■ What to work on ■
Scan the records below for the word "Umocowanie" and give only the number of lines that hold it.

● ● ●

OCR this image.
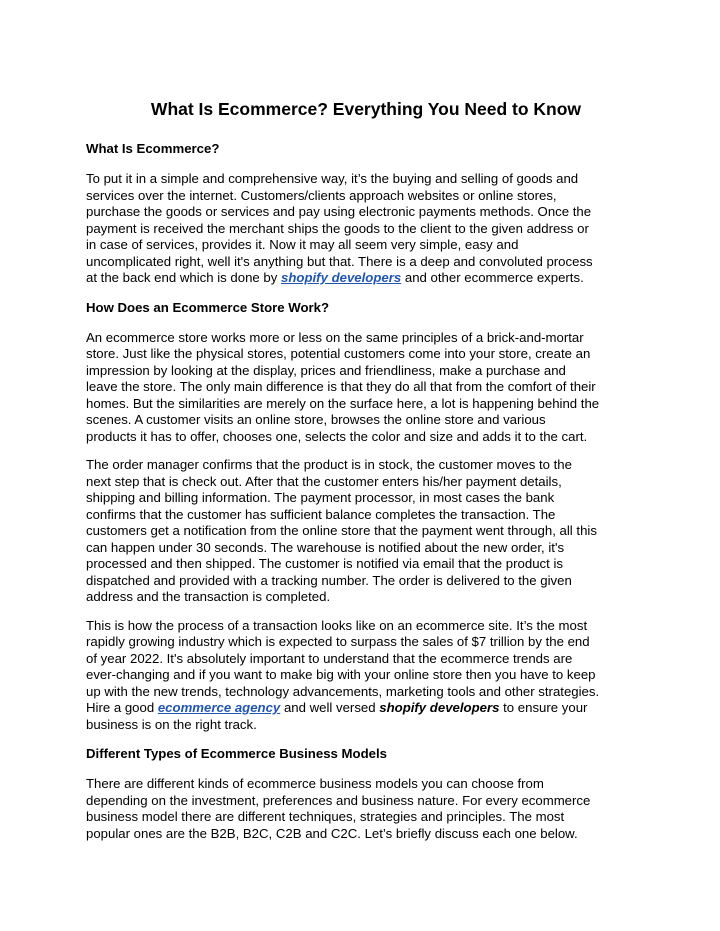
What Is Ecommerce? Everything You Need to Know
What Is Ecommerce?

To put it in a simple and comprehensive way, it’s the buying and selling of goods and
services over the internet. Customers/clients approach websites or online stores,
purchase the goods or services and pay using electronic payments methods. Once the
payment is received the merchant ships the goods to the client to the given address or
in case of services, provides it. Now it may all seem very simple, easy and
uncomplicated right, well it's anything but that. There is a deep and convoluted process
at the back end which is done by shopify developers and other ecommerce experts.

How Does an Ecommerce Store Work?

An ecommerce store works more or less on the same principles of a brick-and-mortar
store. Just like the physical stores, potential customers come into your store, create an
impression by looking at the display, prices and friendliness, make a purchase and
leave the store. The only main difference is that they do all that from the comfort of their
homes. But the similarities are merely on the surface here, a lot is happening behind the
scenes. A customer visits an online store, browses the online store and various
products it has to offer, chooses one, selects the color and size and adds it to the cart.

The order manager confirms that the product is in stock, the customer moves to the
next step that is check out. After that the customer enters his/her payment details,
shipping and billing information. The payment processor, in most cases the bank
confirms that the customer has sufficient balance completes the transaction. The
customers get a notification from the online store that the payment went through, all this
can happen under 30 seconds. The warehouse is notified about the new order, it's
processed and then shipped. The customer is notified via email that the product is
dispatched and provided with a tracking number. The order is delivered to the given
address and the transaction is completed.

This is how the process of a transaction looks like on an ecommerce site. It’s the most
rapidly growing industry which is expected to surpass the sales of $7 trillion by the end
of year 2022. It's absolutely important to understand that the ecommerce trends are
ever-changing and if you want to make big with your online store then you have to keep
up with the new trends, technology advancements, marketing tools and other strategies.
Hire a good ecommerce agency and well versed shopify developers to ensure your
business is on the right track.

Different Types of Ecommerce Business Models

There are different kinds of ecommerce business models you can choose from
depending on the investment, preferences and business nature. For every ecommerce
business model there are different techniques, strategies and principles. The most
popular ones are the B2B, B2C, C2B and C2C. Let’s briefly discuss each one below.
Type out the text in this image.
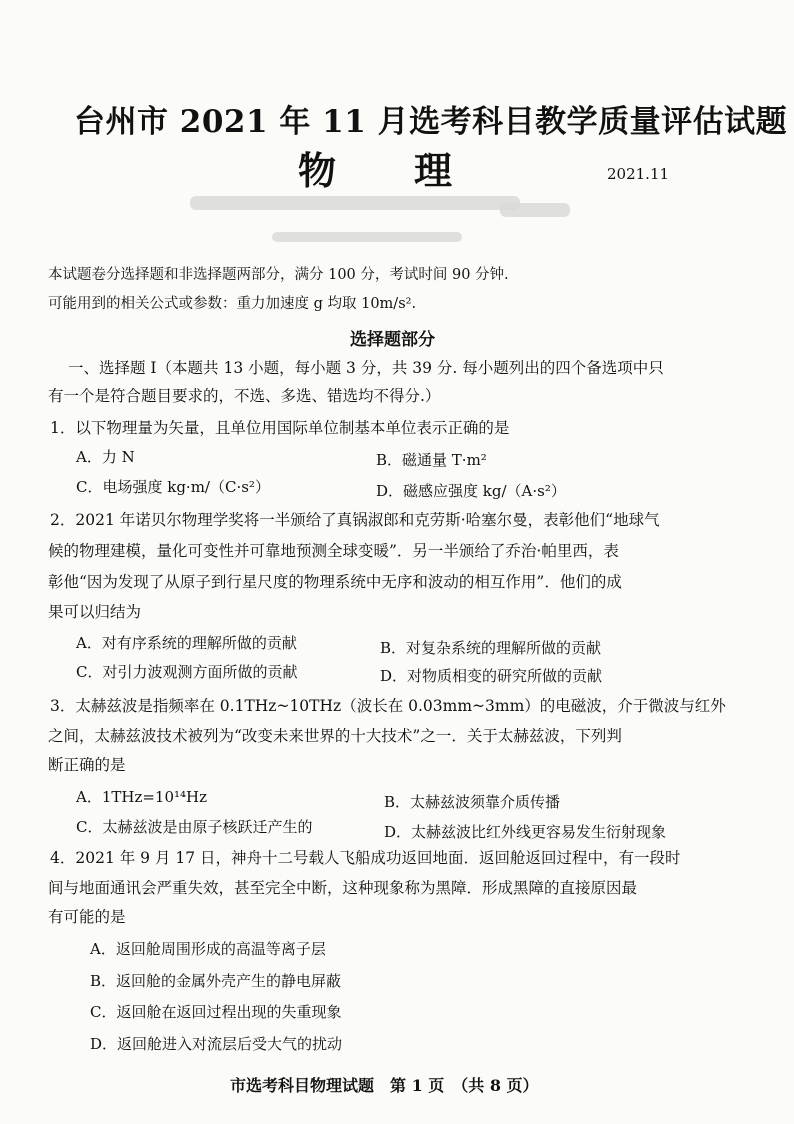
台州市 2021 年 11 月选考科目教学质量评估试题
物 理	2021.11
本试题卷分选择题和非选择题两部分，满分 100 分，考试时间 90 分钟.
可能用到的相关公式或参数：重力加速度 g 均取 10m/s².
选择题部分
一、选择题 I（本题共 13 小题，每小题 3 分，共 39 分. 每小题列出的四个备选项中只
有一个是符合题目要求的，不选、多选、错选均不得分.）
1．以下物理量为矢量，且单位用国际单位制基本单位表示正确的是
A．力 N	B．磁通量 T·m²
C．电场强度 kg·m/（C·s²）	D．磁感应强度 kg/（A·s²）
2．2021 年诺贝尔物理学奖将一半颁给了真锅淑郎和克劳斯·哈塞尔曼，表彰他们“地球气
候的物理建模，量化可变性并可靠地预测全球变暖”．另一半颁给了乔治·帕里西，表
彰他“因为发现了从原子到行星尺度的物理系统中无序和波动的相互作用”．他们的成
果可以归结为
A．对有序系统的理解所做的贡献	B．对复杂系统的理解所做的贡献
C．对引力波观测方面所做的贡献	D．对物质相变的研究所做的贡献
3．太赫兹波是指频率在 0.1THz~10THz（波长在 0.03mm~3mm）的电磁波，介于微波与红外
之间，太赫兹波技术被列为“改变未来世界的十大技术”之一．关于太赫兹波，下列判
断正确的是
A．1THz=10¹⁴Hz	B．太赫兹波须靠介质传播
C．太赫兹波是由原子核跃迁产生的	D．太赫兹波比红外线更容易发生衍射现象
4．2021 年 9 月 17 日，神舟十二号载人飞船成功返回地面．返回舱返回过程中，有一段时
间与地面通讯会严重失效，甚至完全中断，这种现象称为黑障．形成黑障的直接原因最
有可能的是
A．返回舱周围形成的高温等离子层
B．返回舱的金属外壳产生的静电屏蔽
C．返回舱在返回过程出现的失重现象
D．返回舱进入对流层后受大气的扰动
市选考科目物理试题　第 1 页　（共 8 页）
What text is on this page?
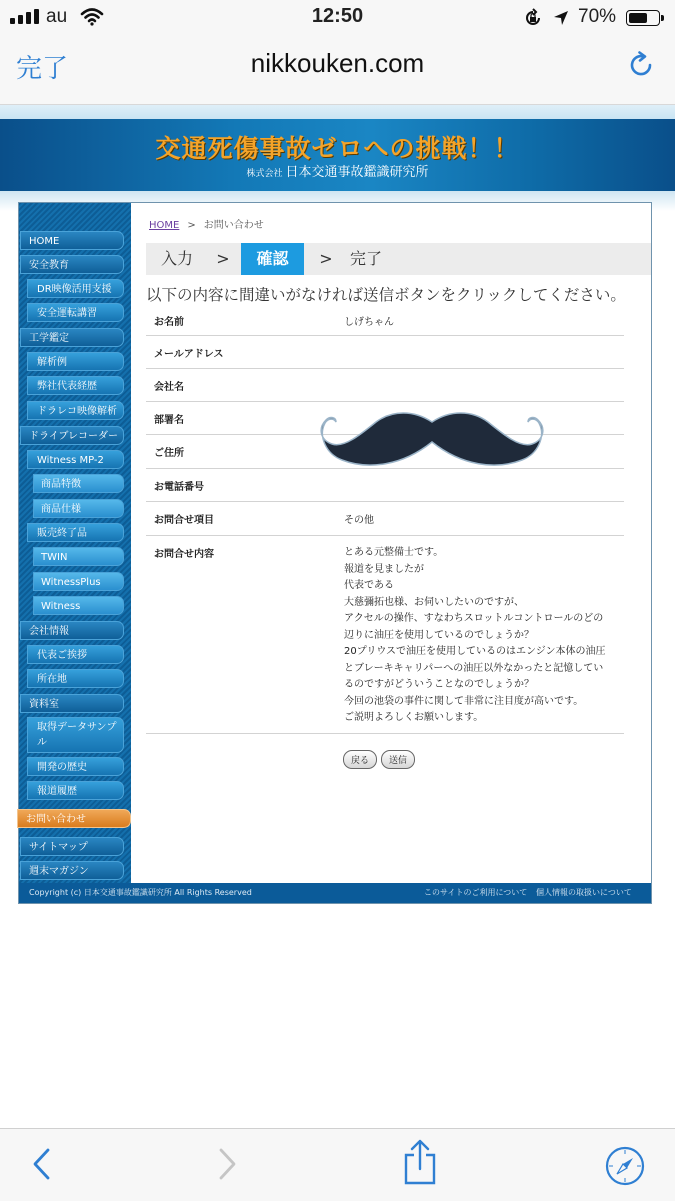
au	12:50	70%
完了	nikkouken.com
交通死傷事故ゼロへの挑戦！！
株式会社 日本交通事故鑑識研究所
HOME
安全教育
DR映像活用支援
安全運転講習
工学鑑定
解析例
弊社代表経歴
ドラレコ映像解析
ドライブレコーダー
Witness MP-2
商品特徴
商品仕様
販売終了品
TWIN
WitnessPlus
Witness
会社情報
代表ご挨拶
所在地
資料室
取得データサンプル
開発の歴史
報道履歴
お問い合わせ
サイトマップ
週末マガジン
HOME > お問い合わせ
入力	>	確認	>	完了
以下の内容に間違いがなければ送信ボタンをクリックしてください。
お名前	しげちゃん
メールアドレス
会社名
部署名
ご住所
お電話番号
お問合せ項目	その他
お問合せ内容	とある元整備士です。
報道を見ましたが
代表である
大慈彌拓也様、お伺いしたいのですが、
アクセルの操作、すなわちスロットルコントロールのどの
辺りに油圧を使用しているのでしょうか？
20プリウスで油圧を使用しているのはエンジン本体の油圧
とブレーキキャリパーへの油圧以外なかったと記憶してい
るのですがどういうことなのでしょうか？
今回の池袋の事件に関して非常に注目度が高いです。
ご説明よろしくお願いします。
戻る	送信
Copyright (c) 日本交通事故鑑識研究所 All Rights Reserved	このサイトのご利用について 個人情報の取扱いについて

● ● ●

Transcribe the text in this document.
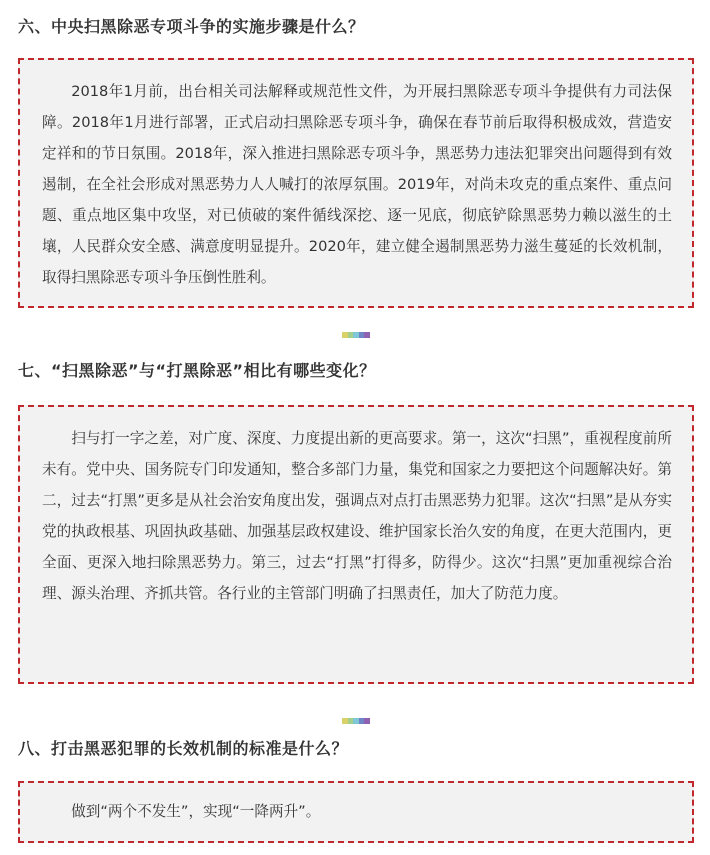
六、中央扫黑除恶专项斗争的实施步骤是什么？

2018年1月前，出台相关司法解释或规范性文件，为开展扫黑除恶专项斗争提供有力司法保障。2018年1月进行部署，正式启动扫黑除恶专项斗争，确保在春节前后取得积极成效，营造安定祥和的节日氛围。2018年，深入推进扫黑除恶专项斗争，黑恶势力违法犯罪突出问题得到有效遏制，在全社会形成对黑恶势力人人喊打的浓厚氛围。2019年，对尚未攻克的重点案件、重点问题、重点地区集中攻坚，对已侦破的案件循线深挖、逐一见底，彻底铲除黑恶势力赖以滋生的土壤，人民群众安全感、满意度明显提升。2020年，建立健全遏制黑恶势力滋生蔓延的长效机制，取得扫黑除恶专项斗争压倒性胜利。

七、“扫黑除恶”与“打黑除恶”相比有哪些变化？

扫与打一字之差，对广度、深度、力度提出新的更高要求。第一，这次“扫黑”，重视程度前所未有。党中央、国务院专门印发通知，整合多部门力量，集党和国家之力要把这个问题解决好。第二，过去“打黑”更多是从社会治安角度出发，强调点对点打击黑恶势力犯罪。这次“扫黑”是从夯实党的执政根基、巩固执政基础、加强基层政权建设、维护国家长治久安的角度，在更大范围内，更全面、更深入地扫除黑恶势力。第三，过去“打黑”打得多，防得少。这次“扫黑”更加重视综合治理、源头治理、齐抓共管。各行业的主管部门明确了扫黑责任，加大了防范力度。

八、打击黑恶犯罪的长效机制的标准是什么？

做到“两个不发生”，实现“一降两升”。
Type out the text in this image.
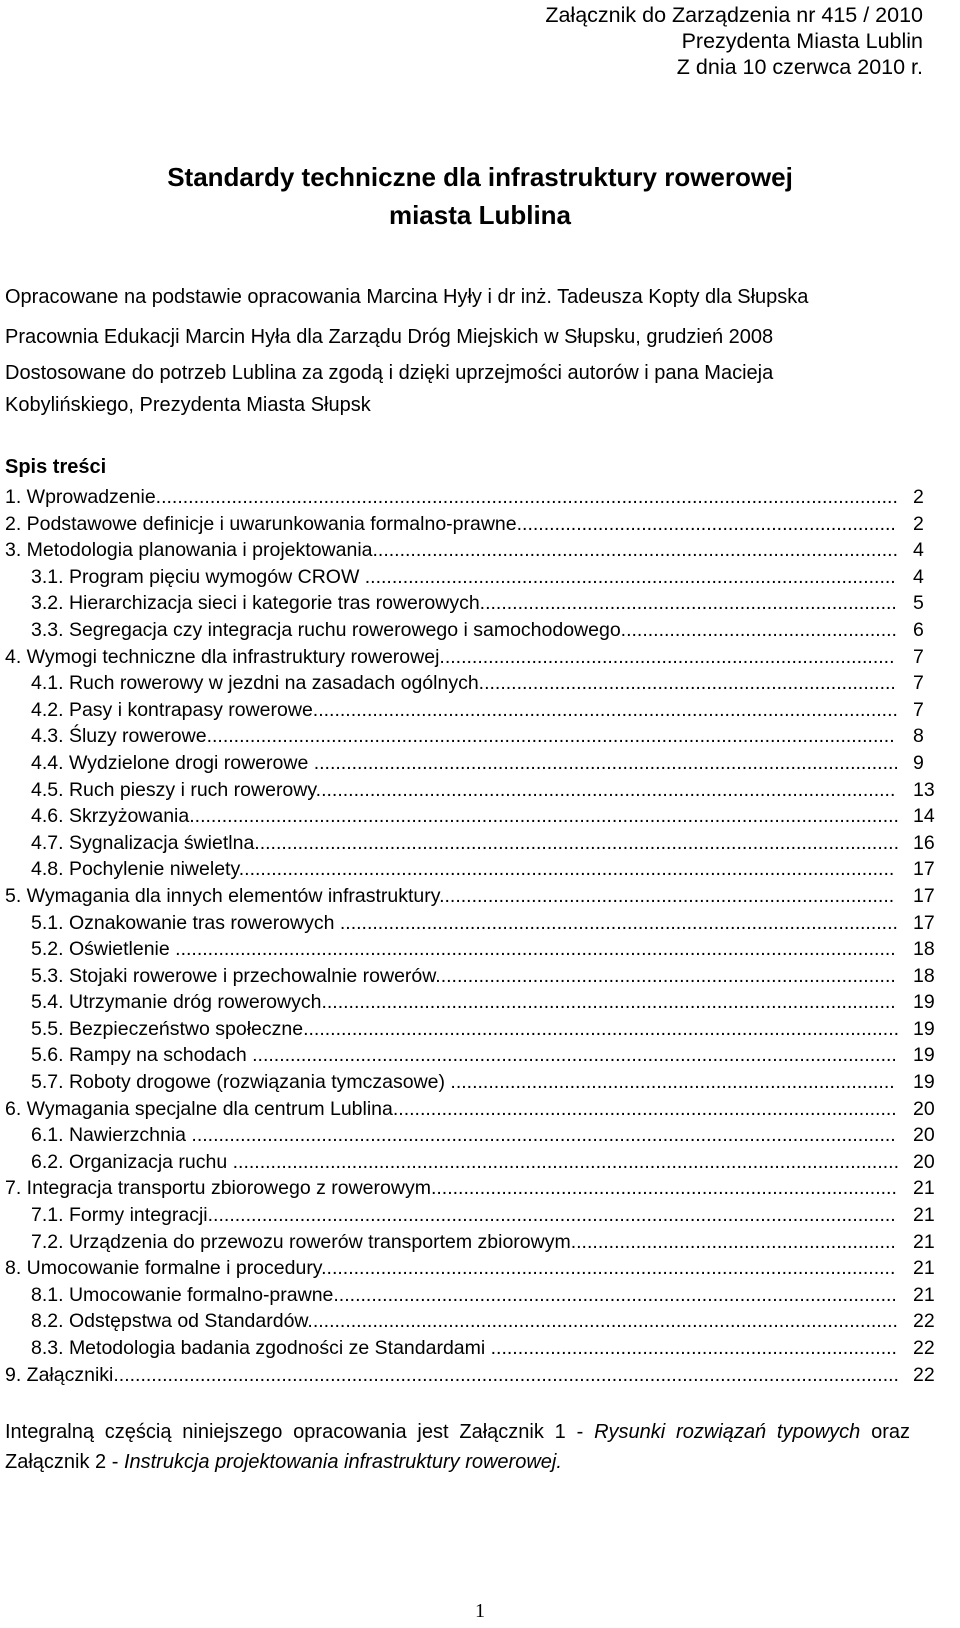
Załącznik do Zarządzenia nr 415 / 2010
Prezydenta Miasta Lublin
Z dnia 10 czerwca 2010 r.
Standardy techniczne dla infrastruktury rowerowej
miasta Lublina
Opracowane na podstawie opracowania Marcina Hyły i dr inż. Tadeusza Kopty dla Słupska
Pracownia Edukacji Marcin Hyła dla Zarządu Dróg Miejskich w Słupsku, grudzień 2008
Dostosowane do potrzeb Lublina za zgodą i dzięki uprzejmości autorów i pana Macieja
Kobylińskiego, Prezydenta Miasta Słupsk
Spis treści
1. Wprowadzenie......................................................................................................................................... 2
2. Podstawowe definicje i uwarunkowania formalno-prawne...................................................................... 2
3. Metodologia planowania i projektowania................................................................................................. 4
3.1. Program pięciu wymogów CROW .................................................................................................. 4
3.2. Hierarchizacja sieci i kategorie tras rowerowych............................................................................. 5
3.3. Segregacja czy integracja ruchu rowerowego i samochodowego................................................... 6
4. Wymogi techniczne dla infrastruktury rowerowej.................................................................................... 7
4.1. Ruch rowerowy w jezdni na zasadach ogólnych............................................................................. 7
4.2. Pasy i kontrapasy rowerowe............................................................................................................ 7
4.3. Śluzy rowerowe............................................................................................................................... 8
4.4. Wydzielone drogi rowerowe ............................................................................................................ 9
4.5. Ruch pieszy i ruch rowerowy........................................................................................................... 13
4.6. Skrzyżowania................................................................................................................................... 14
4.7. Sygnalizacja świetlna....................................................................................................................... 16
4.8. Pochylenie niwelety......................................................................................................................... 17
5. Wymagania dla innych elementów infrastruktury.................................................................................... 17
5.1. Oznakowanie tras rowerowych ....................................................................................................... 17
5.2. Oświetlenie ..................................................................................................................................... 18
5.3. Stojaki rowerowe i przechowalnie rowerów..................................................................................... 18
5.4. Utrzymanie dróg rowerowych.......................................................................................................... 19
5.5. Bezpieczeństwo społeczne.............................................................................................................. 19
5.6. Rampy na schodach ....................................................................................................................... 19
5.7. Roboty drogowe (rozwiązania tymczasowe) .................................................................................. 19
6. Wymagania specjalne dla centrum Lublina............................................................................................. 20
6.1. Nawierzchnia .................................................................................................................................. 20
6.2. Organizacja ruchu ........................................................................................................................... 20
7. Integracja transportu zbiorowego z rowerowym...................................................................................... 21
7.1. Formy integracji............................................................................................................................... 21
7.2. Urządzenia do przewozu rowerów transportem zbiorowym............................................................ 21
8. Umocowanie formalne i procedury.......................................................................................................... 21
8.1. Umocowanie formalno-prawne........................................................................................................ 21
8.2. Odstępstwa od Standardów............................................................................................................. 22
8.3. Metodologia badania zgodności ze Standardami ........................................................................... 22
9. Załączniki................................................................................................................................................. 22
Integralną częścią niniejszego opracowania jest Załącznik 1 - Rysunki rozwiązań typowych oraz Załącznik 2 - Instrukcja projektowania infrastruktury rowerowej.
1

● ● ●

■ Result ■
2